[Goal]
Write the data out again in full, with no departure from the original.

##########

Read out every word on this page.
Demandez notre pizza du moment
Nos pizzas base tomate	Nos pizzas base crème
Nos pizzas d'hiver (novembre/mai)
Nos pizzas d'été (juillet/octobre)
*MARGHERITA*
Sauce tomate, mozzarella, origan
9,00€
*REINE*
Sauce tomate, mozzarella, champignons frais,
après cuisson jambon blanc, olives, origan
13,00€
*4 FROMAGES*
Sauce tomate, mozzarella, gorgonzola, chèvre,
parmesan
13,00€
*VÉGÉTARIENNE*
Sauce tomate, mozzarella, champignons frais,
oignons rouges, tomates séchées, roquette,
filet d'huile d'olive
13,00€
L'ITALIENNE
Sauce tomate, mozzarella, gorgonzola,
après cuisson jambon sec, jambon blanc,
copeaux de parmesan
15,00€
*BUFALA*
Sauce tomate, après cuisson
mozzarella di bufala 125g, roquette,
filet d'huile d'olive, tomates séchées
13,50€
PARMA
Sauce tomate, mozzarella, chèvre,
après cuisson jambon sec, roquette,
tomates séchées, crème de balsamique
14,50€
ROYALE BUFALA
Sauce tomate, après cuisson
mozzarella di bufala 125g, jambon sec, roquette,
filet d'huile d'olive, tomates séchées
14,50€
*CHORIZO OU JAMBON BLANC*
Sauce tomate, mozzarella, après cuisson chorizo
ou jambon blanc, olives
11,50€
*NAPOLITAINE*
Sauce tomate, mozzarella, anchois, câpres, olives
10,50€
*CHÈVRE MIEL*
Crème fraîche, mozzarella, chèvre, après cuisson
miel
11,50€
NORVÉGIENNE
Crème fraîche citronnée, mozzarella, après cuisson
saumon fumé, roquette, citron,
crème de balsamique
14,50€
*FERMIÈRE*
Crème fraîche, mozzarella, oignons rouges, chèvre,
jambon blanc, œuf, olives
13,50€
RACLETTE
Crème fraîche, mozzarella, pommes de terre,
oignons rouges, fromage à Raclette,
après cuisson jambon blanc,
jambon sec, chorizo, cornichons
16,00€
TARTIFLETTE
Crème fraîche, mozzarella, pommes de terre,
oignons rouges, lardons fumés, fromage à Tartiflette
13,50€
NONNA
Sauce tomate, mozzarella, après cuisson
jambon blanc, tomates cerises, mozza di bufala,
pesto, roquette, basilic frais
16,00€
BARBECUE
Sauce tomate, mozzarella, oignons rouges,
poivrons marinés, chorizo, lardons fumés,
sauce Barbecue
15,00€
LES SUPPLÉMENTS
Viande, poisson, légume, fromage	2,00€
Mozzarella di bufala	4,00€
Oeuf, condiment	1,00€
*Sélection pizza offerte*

##########

[Right answer]
Read out every word on this page.
Demandez notre pizza du moment
Nos pizzas base tomate	Nos pizzas base crème
Nos pizzas d'hiver (novembre/mai)
Nos pizzas d'été (juillet/octobre)
*MARGHERITA*
Sauce tomate, mozzarella, origan
9,00€
*REINE*
Sauce tomate, mozzarella, champignons frais,
après cuisson jambon blanc, olives, origan
13,00€
*4 FROMAGES*
Sauce tomate, mozzarella, gorgonzola, chèvre,
parmesan
13,00€
*VÉGÉTARIENNE*
Sauce tomate, mozzarella, champignons frais,
oignons rouges, tomates séchées, roquette,
filet d'huile d'olive
13,00€
L'ITALIENNE
Sauce tomate, mozzarella, gorgonzola,
après cuisson jambon sec, jambon blanc,
copeaux de parmesan
15,00€
*BUFALA*
Sauce tomate, après cuisson
mozzarella di bufala 125g, roquette,
filet d'huile d'olive, tomates séchées
13,50€
PARMA
Sauce tomate, mozzarella, chèvre,
après cuisson jambon sec, roquette,
tomates séchées, crème de balsamique
14,50€
ROYALE BUFALA
Sauce tomate, après cuisson
mozzarella di bufala 125g, jambon sec, roquette,
filet d'huile d'olive, tomates séchées
14,50€
*CHORIZO OU JAMBON BLANC*
Sauce tomate, mozzarella, après cuisson chorizo
ou jambon blanc, olives
11,50€
*NAPOLITAINE*
Sauce tomate, mozzarella, anchois, câpres, olives
10,50€
*CHÈVRE MIEL*
Crème fraîche, mozzarella, chèvre, après cuisson
miel
11,50€
NORVÉGIENNE
Crème fraîche citronnée, mozzarella, après cuisson
saumon fumé, roquette, citron,
crème de balsamique
14,50€
*FERMIÈRE*
Crème fraîche, mozzarella, oignons rouges, chèvre,
jambon blanc, œuf, olives
13,50€
RACLETTE
Crème fraîche, mozzarella, pommes de terre,
oignons rouges, fromage à Raclette,
après cuisson jambon blanc,
jambon sec, chorizo, cornichons
16,00€
TARTIFLETTE
Crème fraîche, mozzarella, pommes de terre,
oignons rouges, lardons fumés, fromage à Tartiflette
13,50€
NONNA
Sauce tomate, mozzarella, après cuisson
jambon blanc, tomates cerises, mozza di bufala,
pesto, roquette, basilic frais
16,00€
BARBECUE
Sauce tomate, mozzarella, oignons rouges,
poivrons marinés, chorizo, lardons fumés,
sauce Barbecue
15,00€
LES SUPPLÉMENTS
Viande, poisson, légume, fromage	2,00€
Mozzarella di bufala	4,00€
Oeuf, condiment	1,00€
*Sélection pizza offerte*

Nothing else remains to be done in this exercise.